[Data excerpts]
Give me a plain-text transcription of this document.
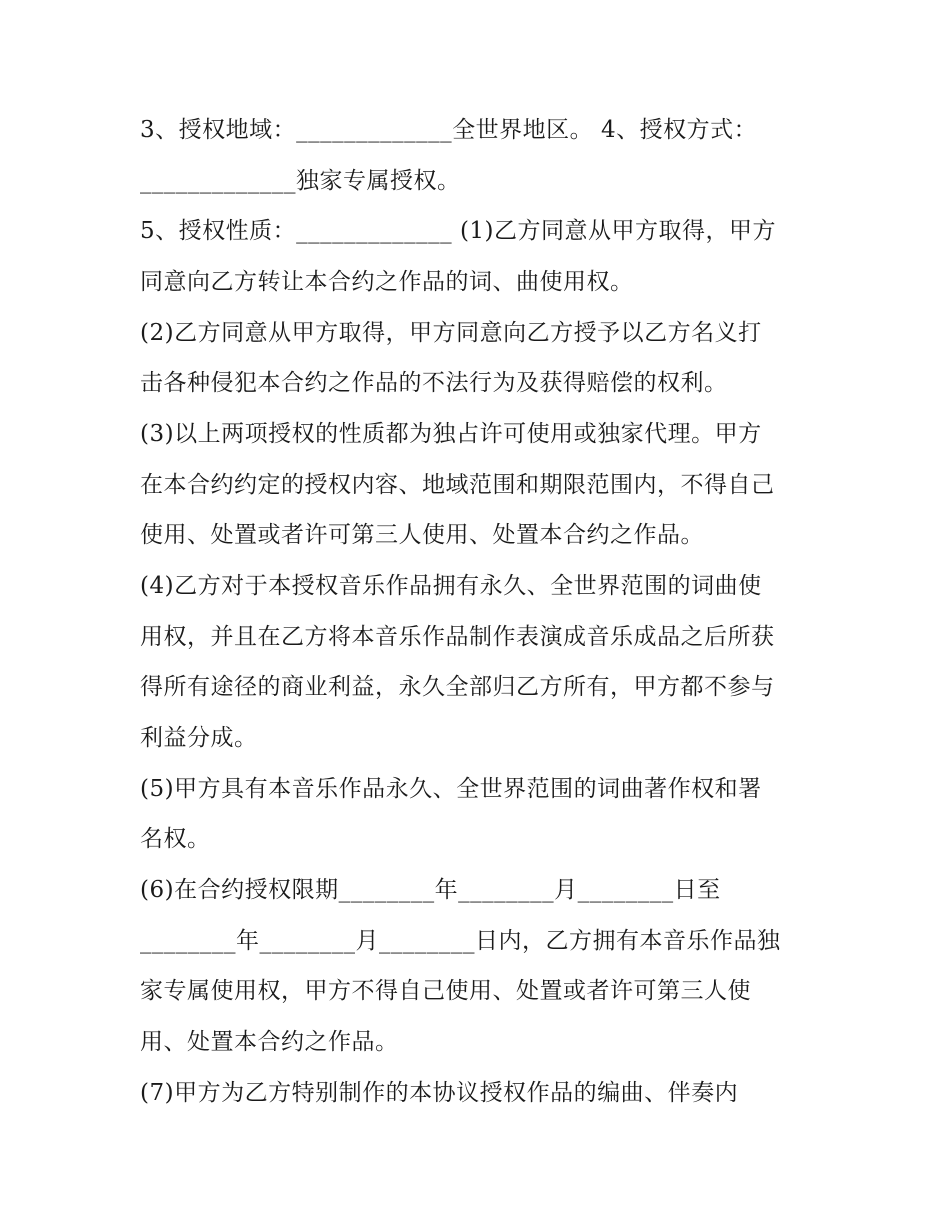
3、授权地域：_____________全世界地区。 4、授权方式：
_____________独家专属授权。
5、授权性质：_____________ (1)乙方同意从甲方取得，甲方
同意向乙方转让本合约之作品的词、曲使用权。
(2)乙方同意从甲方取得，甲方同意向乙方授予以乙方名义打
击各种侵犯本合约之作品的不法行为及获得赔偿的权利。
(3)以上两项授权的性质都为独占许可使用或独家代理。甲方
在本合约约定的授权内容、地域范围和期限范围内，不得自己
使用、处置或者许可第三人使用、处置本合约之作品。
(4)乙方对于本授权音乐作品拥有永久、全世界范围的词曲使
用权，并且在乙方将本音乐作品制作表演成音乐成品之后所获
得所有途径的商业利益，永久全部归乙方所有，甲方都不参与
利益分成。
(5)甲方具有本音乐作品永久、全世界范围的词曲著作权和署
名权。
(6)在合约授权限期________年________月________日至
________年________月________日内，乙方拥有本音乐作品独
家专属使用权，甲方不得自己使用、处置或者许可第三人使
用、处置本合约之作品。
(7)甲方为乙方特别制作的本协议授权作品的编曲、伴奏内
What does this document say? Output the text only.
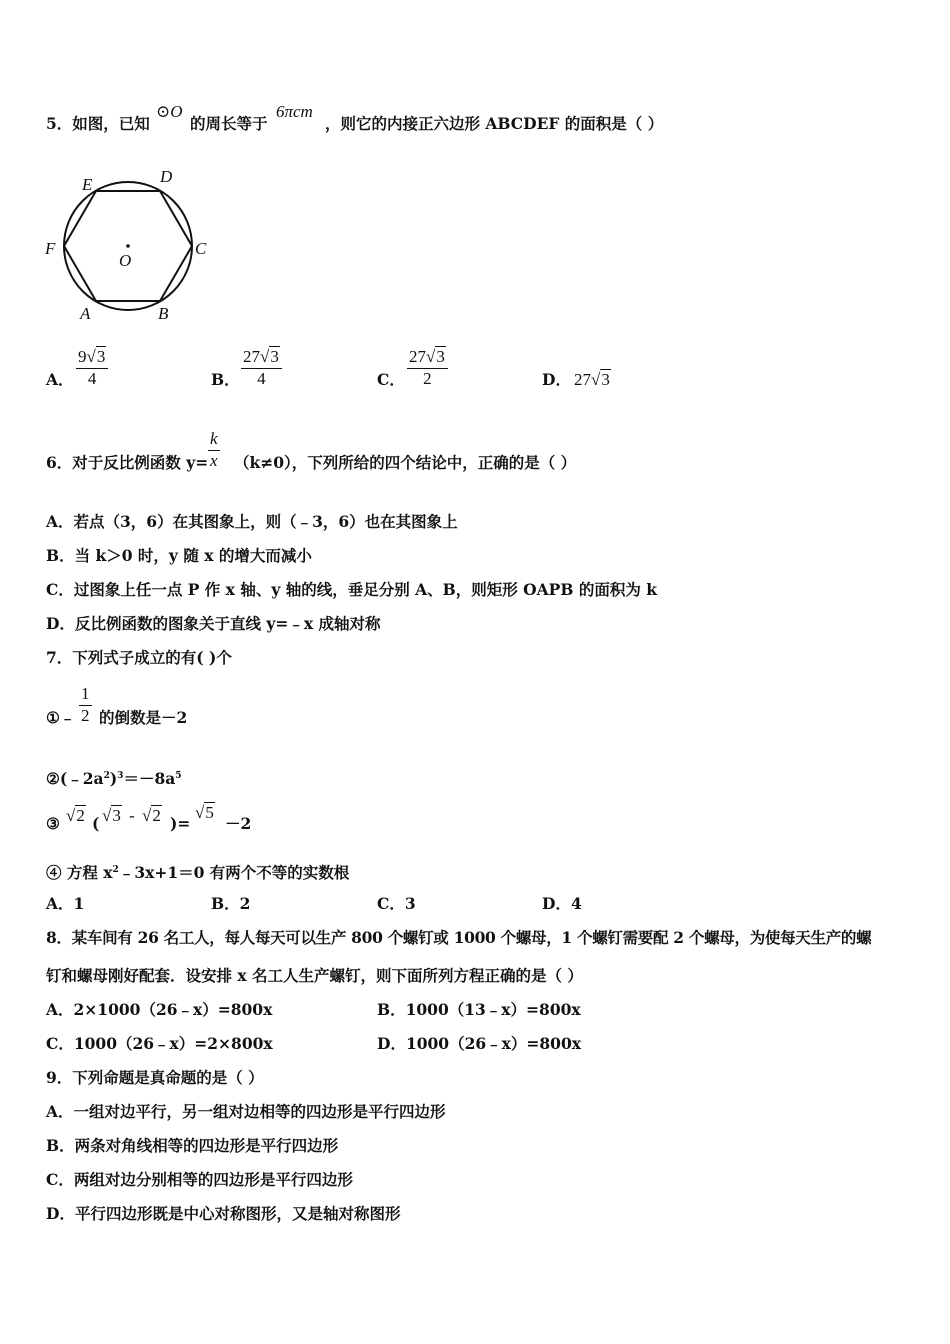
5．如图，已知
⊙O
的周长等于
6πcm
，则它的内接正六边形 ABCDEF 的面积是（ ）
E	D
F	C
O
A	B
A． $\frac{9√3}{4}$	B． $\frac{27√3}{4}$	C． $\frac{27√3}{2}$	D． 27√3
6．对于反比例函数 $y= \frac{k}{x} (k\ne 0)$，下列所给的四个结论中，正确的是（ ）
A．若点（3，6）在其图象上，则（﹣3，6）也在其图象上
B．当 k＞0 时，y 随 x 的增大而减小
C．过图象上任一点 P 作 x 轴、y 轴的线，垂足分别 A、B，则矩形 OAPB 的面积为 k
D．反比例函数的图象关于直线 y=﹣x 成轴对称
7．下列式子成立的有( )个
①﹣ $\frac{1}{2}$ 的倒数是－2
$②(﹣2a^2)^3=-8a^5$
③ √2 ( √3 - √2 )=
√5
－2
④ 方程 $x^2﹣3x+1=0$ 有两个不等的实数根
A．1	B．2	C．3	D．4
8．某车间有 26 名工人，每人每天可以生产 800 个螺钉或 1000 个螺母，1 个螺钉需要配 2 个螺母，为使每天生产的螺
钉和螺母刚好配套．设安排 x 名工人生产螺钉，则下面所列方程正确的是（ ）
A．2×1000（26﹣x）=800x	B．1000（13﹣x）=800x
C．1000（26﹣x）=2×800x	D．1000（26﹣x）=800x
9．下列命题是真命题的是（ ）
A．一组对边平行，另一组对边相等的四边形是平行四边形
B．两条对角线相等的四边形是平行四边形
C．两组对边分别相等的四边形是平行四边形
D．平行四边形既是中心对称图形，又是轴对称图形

• Goal: Only the number is needed here: how many lines of the records contain "frac"?

• Result: 3